Records provided:
——————————

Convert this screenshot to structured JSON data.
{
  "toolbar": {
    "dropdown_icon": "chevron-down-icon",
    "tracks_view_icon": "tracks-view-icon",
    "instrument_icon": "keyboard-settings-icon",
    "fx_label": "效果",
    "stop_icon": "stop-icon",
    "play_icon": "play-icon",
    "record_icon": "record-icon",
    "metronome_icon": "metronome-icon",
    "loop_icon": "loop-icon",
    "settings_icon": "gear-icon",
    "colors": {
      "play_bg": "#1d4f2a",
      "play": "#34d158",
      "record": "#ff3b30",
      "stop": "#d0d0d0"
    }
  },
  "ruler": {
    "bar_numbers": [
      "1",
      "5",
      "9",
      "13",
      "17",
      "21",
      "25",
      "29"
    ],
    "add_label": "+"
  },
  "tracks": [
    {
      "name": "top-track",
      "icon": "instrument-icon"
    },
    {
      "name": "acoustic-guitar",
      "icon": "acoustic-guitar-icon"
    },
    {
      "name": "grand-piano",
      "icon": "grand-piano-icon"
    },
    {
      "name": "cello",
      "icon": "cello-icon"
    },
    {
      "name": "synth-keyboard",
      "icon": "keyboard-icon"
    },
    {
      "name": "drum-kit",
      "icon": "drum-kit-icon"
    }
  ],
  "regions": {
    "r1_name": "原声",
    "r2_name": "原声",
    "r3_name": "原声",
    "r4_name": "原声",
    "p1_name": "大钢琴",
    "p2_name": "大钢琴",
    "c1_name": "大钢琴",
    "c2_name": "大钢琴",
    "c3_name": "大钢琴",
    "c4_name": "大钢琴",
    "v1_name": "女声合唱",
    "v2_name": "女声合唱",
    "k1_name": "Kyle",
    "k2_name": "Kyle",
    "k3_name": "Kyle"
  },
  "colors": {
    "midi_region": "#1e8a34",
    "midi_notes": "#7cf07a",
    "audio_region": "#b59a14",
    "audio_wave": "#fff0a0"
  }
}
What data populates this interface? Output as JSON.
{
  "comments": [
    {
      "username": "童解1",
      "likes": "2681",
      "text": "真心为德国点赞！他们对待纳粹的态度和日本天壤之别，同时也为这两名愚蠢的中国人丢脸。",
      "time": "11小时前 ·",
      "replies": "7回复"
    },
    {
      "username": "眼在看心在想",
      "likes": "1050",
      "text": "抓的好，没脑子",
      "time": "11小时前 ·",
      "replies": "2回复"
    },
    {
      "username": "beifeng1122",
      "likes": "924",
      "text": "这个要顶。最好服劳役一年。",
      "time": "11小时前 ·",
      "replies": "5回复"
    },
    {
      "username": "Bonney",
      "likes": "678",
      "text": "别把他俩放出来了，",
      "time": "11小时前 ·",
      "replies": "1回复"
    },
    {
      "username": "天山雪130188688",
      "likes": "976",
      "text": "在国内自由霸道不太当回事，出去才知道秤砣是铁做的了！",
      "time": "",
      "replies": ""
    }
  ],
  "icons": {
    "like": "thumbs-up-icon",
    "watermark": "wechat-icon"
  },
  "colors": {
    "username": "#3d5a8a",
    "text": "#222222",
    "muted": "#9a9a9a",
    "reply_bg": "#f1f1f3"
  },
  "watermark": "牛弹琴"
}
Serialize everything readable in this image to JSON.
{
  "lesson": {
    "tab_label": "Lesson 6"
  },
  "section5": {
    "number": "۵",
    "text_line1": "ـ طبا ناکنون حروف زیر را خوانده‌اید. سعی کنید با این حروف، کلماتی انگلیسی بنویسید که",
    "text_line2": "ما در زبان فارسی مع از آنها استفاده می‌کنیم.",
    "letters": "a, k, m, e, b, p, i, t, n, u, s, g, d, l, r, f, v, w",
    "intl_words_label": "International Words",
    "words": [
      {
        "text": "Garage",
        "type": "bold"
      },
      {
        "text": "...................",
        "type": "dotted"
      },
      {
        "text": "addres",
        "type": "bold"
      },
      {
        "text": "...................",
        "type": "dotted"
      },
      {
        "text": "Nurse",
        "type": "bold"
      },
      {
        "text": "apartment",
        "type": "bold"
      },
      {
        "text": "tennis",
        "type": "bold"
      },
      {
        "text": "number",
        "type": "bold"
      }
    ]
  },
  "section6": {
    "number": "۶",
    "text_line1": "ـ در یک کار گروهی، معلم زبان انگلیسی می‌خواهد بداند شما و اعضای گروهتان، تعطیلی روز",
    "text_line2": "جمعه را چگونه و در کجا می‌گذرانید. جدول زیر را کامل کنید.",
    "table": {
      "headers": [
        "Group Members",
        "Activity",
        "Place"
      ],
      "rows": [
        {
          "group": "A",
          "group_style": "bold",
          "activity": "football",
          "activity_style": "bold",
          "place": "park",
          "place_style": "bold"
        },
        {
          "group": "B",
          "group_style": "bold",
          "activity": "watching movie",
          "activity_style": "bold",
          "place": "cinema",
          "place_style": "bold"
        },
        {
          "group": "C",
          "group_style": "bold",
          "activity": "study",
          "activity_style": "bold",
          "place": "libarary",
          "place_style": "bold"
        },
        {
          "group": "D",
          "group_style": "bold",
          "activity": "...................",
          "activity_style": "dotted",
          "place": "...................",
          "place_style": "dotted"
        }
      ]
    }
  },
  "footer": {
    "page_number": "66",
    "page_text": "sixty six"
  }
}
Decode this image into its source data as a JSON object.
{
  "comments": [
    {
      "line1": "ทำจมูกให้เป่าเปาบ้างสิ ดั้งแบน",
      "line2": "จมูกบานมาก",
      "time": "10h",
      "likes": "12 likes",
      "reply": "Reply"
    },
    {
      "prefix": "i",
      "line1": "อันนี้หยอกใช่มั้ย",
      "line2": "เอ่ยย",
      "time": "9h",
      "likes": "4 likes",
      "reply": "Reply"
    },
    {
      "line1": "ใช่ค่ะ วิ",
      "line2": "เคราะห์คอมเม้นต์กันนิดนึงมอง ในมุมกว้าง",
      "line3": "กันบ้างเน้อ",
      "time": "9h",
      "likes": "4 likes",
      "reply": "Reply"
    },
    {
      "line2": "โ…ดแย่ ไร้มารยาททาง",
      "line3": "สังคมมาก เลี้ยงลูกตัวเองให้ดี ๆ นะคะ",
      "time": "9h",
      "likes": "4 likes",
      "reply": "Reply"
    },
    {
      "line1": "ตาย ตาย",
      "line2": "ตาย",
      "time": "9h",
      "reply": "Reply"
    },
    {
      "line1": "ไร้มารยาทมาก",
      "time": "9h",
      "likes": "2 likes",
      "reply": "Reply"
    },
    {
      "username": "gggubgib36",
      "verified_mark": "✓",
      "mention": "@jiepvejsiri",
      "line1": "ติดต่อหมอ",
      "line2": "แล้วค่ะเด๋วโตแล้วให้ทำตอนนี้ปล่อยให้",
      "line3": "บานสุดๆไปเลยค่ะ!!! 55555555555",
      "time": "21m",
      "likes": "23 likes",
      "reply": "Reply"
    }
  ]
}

——————————

Exercise aim: Extract, from the material above, each line holding the word "guitar".

Solution to this exercise:
      "name": "acoustic-guitar",
      "icon": "acoustic-guitar-icon"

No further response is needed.